# Do this
Present each line of the listing below as a Markdown table with two columns, Row for the line's number and Entry for the line itself, leaving out any blank lines.

# Data for processing
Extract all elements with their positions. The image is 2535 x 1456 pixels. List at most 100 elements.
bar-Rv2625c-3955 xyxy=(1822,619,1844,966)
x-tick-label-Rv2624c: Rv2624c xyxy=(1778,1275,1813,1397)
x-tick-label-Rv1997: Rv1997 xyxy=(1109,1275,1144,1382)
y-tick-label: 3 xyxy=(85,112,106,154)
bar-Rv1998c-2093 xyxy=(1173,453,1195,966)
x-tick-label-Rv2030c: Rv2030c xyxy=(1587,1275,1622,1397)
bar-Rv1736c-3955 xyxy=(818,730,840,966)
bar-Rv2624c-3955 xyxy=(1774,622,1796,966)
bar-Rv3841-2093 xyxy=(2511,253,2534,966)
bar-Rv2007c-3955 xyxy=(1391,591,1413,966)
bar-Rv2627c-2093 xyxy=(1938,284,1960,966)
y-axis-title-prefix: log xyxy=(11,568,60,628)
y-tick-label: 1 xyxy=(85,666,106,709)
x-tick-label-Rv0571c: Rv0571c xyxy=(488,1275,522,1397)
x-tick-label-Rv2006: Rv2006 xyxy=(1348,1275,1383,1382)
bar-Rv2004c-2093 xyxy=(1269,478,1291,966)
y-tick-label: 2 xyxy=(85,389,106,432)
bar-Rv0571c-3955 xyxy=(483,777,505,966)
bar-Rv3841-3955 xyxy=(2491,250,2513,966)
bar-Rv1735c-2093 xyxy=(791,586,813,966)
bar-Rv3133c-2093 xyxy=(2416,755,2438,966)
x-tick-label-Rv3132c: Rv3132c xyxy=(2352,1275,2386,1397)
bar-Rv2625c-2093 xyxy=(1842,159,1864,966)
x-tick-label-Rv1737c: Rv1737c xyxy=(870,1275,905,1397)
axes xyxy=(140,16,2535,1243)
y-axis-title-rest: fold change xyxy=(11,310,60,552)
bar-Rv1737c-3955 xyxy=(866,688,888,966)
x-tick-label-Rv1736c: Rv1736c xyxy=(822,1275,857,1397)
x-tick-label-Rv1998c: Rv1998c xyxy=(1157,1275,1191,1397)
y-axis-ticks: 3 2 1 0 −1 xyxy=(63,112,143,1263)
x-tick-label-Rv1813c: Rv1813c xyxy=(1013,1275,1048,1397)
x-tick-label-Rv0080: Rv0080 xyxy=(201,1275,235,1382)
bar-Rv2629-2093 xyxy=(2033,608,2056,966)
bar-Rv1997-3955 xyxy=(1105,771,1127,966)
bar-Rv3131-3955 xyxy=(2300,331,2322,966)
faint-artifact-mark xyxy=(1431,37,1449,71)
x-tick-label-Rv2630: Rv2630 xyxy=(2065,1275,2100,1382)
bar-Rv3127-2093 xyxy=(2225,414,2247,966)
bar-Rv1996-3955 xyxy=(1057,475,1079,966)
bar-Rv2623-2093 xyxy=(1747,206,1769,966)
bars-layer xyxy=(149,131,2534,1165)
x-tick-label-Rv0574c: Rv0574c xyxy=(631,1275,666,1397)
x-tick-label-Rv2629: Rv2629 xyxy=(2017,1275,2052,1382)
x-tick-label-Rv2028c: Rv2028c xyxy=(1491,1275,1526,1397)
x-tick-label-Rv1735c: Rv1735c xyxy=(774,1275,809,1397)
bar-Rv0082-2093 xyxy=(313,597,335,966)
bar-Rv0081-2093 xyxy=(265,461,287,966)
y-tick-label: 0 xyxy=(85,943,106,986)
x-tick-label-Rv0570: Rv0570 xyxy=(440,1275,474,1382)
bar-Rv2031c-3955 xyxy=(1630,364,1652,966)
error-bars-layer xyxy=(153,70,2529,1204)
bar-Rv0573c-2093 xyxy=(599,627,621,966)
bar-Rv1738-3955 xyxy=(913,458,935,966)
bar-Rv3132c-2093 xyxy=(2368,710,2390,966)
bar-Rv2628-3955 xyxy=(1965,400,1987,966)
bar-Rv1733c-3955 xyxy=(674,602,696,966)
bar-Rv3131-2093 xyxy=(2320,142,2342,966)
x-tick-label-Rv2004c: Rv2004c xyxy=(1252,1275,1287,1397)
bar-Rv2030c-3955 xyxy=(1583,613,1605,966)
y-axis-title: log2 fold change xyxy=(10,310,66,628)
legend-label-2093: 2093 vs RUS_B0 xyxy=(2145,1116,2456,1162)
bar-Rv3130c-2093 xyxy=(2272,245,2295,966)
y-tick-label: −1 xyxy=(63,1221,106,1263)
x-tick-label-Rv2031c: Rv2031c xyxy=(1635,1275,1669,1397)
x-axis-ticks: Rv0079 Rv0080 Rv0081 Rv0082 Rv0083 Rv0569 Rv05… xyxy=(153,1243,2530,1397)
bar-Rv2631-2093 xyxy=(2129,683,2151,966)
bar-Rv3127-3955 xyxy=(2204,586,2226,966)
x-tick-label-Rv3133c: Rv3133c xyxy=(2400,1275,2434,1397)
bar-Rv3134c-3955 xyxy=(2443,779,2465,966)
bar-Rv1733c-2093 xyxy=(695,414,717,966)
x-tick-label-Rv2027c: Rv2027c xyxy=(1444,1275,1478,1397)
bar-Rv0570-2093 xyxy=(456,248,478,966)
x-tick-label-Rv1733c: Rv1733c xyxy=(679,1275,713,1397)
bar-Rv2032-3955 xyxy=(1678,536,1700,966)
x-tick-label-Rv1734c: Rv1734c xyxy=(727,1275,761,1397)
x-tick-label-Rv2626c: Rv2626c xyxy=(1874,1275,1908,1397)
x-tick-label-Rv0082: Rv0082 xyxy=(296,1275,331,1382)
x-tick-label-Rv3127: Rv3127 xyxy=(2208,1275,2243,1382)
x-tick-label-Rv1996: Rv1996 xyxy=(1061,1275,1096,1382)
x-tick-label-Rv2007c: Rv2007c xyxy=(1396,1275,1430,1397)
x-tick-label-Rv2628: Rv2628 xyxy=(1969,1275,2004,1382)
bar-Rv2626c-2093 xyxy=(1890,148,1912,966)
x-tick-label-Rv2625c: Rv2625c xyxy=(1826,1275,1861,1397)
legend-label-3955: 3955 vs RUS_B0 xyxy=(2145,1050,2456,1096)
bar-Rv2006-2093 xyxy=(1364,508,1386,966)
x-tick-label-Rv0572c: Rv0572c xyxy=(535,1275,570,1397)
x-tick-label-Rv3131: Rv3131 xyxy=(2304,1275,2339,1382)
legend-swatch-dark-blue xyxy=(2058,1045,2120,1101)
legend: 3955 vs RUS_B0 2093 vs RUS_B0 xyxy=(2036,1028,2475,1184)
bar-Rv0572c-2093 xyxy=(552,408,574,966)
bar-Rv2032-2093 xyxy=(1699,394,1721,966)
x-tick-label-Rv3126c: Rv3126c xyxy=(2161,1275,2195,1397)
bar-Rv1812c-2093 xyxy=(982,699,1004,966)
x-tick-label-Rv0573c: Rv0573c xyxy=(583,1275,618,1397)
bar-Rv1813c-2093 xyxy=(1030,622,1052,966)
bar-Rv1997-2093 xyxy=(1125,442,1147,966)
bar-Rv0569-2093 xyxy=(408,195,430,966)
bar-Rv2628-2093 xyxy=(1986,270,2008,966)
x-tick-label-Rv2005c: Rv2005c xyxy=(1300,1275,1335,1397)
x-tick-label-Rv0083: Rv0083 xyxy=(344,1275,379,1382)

# The response
| Row | Entry |
|---|---|
| 1 | Extract all elements with their positions. The image is 2535 x 1456 pixels. List at most 100 elements. |
| 2 | bar-Rv2625c-3955 xyxy=(1822,619,1844,966) |
| 3 | x-tick-label-Rv2624c: Rv2624c xyxy=(1778,1275,1813,1397) |
| 4 | x-tick-label-Rv1997: Rv1997 xyxy=(1109,1275,1144,1382) |
| 5 | y-tick-label: 3 xyxy=(85,112,106,154) |
| 6 | bar-Rv1998c-2093 xyxy=(1173,453,1195,966) |
| 7 | x-tick-label-Rv2030c: Rv2030c xyxy=(1587,1275,1622,1397) |
| 8 | bar-Rv1736c-3955 xyxy=(818,730,840,966) |
| 9 | bar-Rv2624c-3955 xyxy=(1774,622,1796,966) |
| 10 | bar-Rv3841-2093 xyxy=(2511,253,2534,966) |
| 11 | bar-Rv2007c-3955 xyxy=(1391,591,1413,966) |
| 12 | bar-Rv2627c-2093 xyxy=(1938,284,1960,966) |
| 13 | y-axis-title-prefix: log xyxy=(11,568,60,628) |
| 14 | y-tick-label: 1 xyxy=(85,666,106,709) |
| 15 | x-tick-label-Rv0571c: Rv0571c xyxy=(488,1275,522,1397) |
| 16 | x-tick-label-Rv2006: Rv2006 xyxy=(1348,1275,1383,1382) |
| 17 | bar-Rv2004c-2093 xyxy=(1269,478,1291,966) |
| 18 | y-tick-label: 2 xyxy=(85,389,106,432) |
| 19 | bar-Rv0571c-3955 xyxy=(483,777,505,966) |
| 20 | bar-Rv3841-3955 xyxy=(2491,250,2513,966) |
| 21 | bar-Rv1735c-2093 xyxy=(791,586,813,966) |
| 22 | bar-Rv3133c-2093 xyxy=(2416,755,2438,966) |
| 23 | x-tick-label-Rv3132c: Rv3132c xyxy=(2352,1275,2386,1397) |
| 24 | bar-Rv2625c-2093 xyxy=(1842,159,1864,966) |
| 25 | x-tick-label-Rv1737c: Rv1737c xyxy=(870,1275,905,1397) |
| 26 | axes xyxy=(140,16,2535,1243) |
| 27 | y-axis-title-rest: fold change xyxy=(11,310,60,552) |
| 28 | bar-Rv1737c-3955 xyxy=(866,688,888,966) |
| 29 | x-tick-label-Rv1736c: Rv1736c xyxy=(822,1275,857,1397) |
| 30 | x-tick-label-Rv1998c: Rv1998c xyxy=(1157,1275,1191,1397) |
| 31 | y-axis-ticks: 3 2 1 0 −1 xyxy=(63,112,143,1263) |
| 32 | x-tick-label-Rv1813c: Rv1813c xyxy=(1013,1275,1048,1397) |
| 33 | x-tick-label-Rv0080: Rv0080 xyxy=(201,1275,235,1382) |
| 34 | bar-Rv2629-2093 xyxy=(2033,608,2056,966) |
| 35 | bar-Rv1997-3955 xyxy=(1105,771,1127,966) |
| 36 | bar-Rv3131-3955 xyxy=(2300,331,2322,966) |
| 37 | faint-artifact-mark xyxy=(1431,37,1449,71) |
| 38 | x-tick-label-Rv2630: Rv2630 xyxy=(2065,1275,2100,1382) |
| 39 | bar-Rv3127-2093 xyxy=(2225,414,2247,966) |
| 40 | bar-Rv1996-3955 xyxy=(1057,475,1079,966) |
| 41 | bar-Rv2623-2093 xyxy=(1747,206,1769,966) |
| 42 | bars-layer xyxy=(149,131,2534,1165) |
| 43 | x-tick-label-Rv0574c: Rv0574c xyxy=(631,1275,666,1397) |
| 44 | x-tick-label-Rv2629: Rv2629 xyxy=(2017,1275,2052,1382) |
| 45 | x-tick-label-Rv2028c: Rv2028c xyxy=(1491,1275,1526,1397) |
| 46 | x-tick-label-Rv1735c: Rv1735c xyxy=(774,1275,809,1397) |
| 47 | bar-Rv0082-2093 xyxy=(313,597,335,966) |
| 48 | bar-Rv0081-2093 xyxy=(265,461,287,966) |
| 49 | y-tick-label: 0 xyxy=(85,943,106,986) |
| 50 | x-tick-label-Rv0570: Rv0570 xyxy=(440,1275,474,1382) |
| 51 | bar-Rv2031c-3955 xyxy=(1630,364,1652,966) |
| 52 | error-bars-layer xyxy=(153,70,2529,1204) |
| 53 | bar-Rv0573c-2093 xyxy=(599,627,621,966) |
| 54 | bar-Rv1738-3955 xyxy=(913,458,935,966) |
| 55 | bar-Rv3132c-2093 xyxy=(2368,710,2390,966) |
| 56 | bar-Rv2628-3955 xyxy=(1965,400,1987,966) |
| 57 | bar-Rv1733c-3955 xyxy=(674,602,696,966) |
| 58 | bar-Rv3131-2093 xyxy=(2320,142,2342,966) |
| 59 | x-tick-label-Rv2004c: Rv2004c xyxy=(1252,1275,1287,1397) |
| 60 | bar-Rv2030c-3955 xyxy=(1583,613,1605,966) |
| 61 | y-axis-title: log2 fold change xyxy=(10,310,66,628) |
| 62 | legend-label-2093: 2093 vs RUS_B0 xyxy=(2145,1116,2456,1162) |
| 63 | bar-Rv3130c-2093 xyxy=(2272,245,2295,966) |
| 64 | y-tick-label: −1 xyxy=(63,1221,106,1263) |
| 65 | x-tick-label-Rv2031c: Rv2031c xyxy=(1635,1275,1669,1397) |
| 66 | x-axis-ticks: Rv0079 Rv0080 Rv0081 Rv0082 Rv0083 Rv0569 Rv05… xyxy=(153,1243,2530,1397) |
| 67 | bar-Rv2631-2093 xyxy=(2129,683,2151,966) |
| 68 | bar-Rv3127-3955 xyxy=(2204,586,2226,966) |
| 69 | x-tick-label-Rv3133c: Rv3133c xyxy=(2400,1275,2434,1397) |
| 70 | bar-Rv3134c-3955 xyxy=(2443,779,2465,966) |
| 71 | bar-Rv1733c-2093 xyxy=(695,414,717,966) |
| 72 | x-tick-label-Rv2027c: Rv2027c xyxy=(1444,1275,1478,1397) |
| 73 | bar-Rv0570-2093 xyxy=(456,248,478,966) |
| 74 | x-tick-label-Rv1733c: Rv1733c xyxy=(679,1275,713,1397) |
| 75 | bar-Rv2032-3955 xyxy=(1678,536,1700,966) |
| 76 | x-tick-label-Rv1734c: Rv1734c xyxy=(727,1275,761,1397) |
| 77 | x-tick-label-Rv2626c: Rv2626c xyxy=(1874,1275,1908,1397) |
| 78 | x-tick-label-Rv0082: Rv0082 xyxy=(296,1275,331,1382) |
| 79 | x-tick-label-Rv3127: Rv3127 xyxy=(2208,1275,2243,1382) |
| 80 | x-tick-label-Rv1996: Rv1996 xyxy=(1061,1275,1096,1382) |
| 81 | x-tick-label-Rv2007c: Rv2007c xyxy=(1396,1275,1430,1397) |
| 82 | x-tick-label-Rv2628: Rv2628 xyxy=(1969,1275,2004,1382) |
| 83 | bar-Rv2626c-2093 xyxy=(1890,148,1912,966) |
| 84 | x-tick-label-Rv2625c: Rv2625c xyxy=(1826,1275,1861,1397) |
| 85 | legend-label-3955: 3955 vs RUS_B0 xyxy=(2145,1050,2456,1096) |
| 86 | bar-Rv2006-2093 xyxy=(1364,508,1386,966) |
| 87 | x-tick-label-Rv0572c: Rv0572c xyxy=(535,1275,570,1397) |
| 88 | x-tick-label-Rv3131: Rv3131 xyxy=(2304,1275,2339,1382) |
| 89 | legend-swatch-dark-blue xyxy=(2058,1045,2120,1101) |
| 90 | legend: 3955 vs RUS_B0 2093 vs RUS_B0 xyxy=(2036,1028,2475,1184) |
| 91 | bar-Rv0572c-2093 xyxy=(552,408,574,966) |
| 92 | bar-Rv2032-2093 xyxy=(1699,394,1721,966) |
| 93 | x-tick-label-Rv3126c: Rv3126c xyxy=(2161,1275,2195,1397) |
| 94 | bar-Rv1812c-2093 xyxy=(982,699,1004,966) |
| 95 | x-tick-label-Rv0573c: Rv0573c xyxy=(583,1275,618,1397) |
| 96 | bar-Rv1813c-2093 xyxy=(1030,622,1052,966) |
| 97 | bar-Rv1997-2093 xyxy=(1125,442,1147,966) |
| 98 | bar-Rv0569-2093 xyxy=(408,195,430,966) |
| 99 | bar-Rv2628-2093 xyxy=(1986,270,2008,966) |
| 100 | x-tick-label-Rv2005c: Rv2005c xyxy=(1300,1275,1335,1397) |
| 101 | x-tick-label-Rv0083: Rv0083 xyxy=(344,1275,379,1382) |